■ **Extract**:
----

Additional limitations

Because scans for this study were acquired over many years, there were changes in scanner hardware, which affected some measures. We used the CT acquired with PET-CT to measure CP calcium. Quantifying brain calcium is challenging using MRI, and CT is considered the gold standard for this. However, over recent years, in order to minimize unnecessary radiation exposure, the radiation dose of CT needed only for PET attenuation correction has been significantly reduced, and automated exposure control implemented. Addressing this limitation, we included CT parameters, as well as MRI parameters (3T vs. 1.5T) as covariates in analysis. In the near future, calcium sensitive MRI methods54 may obviate the need for CT to measure brain calcification.

Another limitation of our study is the reliance on hippocampal volume as the sole measure of neurodegeneration. While MRI-measured hippocampal volume has been shown to correlate with neuropathological evidence of neuronal loss and AD pathology34, it is not a direct marker of neurodegeneration. Instead, progressive hippocampal atrophy over time provides a more accurate reflection of the neurodegenerative process. The absence of longitudinal data in our study is therefore a significant limitation, as it prevents us from assessing changes in hippocampal volume, as well as meaningful change in cognition.

Conclusion

Our results demonstrate that MRI-measured CP enlargement is associated with neurodegeneration, indexed as lower hippocampal volume, in cognitively normal subjects, with this effect driven by APOE4 carriers. We also confirmed greater CP volume in association with older age. These findings add to the growing body of research indicating that CP enlargement is pathological24,25,26,27,28, and emphasize that the important role of CP in maintaining brain health and homeostasis extends far beyond its traditionally-recognized function of CSF production.

With the goal of understanding the basis for pathologic CP enlargement, we used a validated, multimodal CT + MRI technique to measure the volume of calcium deposited within CP20. We had thought CP calcium would be a more sensitive measure of CP pathology than overall CP volume, but this hypotheses was not confirmed. What we did find is a divergent association between CP calcium and hippocampal volume depending on APOE genotype. Specifically, we found a trend towards greater hippocampal volume with greater CP calcium volume in E4 carriers – the opposite of what we had hypothesized. This suggests that pathologic CP enlargement in association with neurodegeneration is due to substances and/or processes other than calcium, with these substances/processes especially relevant in E4 carriers.

Based on recent neuropathology study43, a likely substrate for pathological, MRI-measurable CP enlargement that is more prominent in E4 carriers, may be lipids and inflammatory cells. This study demonstrated greater lipid and associated complement-mediated inflammation in the CP epithelia of E4 carriers, and in correlation with AD lesions43. Additional work, including direct correlation between in vivo neuroimaging findings and ex vivo neuropathology would be needed to confirm this. Investigating APOE genotype-specific changes in CP structure can provide valuable insight into the broader mechanisms by which the APOE4 allele contributes to AD pathogenesis, which remain highly debated5,6. The present neuroimaging findings in combination with available neuropathological studies43 offer support for dysregulated inflammation and lipid metabolism as key to understanding of how AD progression may differ between APOE4-positive and APOE4 − negative individuals5,6,55, and highlight the CP as a key locus of these differences. Such insights are of considerable interest and therapeutic relevance, particularly given the recent availability of monoclonal antibody therapies for AD, which have demonstrated an unfavorable risk/benefit profile in APOE4 homozygotes56.

----

■ **Data shown**:

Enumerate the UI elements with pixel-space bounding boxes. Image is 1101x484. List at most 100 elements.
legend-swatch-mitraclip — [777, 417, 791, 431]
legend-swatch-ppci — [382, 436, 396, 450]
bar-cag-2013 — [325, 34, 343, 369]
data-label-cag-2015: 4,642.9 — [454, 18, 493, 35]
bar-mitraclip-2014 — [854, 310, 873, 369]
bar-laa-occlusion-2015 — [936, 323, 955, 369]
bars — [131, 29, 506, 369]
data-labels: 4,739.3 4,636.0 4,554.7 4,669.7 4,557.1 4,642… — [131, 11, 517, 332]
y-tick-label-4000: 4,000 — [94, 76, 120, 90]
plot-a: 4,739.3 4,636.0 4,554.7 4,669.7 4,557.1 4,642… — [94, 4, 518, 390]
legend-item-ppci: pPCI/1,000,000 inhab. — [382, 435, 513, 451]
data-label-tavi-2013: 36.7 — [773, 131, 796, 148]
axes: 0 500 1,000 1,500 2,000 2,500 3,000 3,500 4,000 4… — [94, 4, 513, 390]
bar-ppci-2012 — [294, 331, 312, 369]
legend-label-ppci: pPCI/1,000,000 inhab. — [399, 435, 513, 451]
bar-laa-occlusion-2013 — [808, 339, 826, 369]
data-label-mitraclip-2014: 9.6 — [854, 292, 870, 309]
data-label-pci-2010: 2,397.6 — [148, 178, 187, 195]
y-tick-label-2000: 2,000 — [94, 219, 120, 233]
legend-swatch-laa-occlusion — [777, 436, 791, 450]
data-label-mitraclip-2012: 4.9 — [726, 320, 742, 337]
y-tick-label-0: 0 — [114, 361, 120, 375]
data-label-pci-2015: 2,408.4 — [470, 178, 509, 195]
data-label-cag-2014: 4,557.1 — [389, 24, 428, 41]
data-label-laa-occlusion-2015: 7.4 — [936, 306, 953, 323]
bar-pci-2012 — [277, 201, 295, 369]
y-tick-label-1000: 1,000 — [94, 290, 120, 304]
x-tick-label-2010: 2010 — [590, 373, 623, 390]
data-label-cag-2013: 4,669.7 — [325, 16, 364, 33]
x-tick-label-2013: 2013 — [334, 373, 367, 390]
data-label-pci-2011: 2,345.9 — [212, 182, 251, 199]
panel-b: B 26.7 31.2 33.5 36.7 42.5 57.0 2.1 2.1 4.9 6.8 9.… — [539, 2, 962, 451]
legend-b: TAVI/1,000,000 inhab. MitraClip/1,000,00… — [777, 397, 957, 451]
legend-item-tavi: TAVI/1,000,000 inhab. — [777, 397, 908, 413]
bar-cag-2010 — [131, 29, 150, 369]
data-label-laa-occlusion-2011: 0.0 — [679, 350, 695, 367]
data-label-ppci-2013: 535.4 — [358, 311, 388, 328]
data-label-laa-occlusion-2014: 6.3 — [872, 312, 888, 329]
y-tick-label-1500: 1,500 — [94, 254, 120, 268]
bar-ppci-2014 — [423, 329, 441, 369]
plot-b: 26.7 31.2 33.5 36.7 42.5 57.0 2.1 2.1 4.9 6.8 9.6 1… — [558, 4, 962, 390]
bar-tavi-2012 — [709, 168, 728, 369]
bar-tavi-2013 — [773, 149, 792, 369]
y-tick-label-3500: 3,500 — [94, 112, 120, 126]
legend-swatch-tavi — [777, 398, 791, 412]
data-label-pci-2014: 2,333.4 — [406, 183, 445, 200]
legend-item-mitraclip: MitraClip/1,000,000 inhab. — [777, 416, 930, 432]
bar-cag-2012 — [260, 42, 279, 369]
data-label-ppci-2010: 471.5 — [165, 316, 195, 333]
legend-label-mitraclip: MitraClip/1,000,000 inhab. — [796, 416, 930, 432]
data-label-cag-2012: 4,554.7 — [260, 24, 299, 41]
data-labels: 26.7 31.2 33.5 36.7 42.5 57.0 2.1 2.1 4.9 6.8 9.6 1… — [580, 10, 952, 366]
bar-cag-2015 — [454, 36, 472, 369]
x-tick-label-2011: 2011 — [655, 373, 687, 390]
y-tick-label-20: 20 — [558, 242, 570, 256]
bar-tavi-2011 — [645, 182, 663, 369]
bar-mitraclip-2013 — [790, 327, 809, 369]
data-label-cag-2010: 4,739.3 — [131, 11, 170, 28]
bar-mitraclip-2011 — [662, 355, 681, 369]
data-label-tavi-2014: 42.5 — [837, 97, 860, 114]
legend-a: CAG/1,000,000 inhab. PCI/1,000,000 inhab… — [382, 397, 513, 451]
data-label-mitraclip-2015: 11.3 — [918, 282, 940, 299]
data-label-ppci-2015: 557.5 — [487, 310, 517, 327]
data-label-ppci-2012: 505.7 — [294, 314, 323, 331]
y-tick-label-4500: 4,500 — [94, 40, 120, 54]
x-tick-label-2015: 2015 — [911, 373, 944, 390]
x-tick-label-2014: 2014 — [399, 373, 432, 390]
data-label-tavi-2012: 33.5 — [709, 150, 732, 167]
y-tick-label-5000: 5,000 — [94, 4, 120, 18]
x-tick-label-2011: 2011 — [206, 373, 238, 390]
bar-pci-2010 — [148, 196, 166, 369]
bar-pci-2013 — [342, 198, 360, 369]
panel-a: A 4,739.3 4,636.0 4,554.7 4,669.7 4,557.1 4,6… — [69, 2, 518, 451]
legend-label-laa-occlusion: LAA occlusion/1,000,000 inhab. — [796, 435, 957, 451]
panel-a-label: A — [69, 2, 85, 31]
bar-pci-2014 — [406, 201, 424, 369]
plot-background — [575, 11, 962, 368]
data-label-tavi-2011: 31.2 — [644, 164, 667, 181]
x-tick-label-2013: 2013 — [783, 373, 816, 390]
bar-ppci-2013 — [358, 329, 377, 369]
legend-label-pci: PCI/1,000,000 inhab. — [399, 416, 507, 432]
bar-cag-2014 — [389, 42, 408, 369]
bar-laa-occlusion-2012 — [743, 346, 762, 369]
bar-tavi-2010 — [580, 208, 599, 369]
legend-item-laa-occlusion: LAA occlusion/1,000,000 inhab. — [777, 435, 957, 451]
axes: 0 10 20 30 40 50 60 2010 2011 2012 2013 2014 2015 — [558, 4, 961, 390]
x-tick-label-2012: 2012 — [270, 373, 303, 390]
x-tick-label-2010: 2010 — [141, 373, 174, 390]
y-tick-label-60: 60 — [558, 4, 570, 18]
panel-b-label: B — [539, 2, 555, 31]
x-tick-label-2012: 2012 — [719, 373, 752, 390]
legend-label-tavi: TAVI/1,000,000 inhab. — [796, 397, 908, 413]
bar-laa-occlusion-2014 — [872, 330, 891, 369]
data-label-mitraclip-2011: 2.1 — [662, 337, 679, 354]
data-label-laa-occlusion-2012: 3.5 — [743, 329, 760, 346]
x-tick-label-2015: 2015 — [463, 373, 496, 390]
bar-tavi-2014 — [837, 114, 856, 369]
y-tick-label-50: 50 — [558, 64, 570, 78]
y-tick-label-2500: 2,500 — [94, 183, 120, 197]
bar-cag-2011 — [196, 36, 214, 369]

----

■ **Task directions**:
In the excerpt above the records, rewrite the paragraph that begins "Another limitation of our study" as a short bulleted list that keeps its main facts.

■ **Output of the task**:
- Hippocampal volume is the study's only measure of neurodegeneration.
- MRI-measured hippocampal volume correlates with neuropathological evidence of neuronal loss and AD pathology, but it is not a direct marker of neurodegeneration.
- Progressive hippocampal atrophy over time reflects the neurodegenerative process more accurately.
- The study lacks longitudinal data. This is a significant limitation because it prevents assessment of changes in hippocampal volume and of meaningful change in cognition.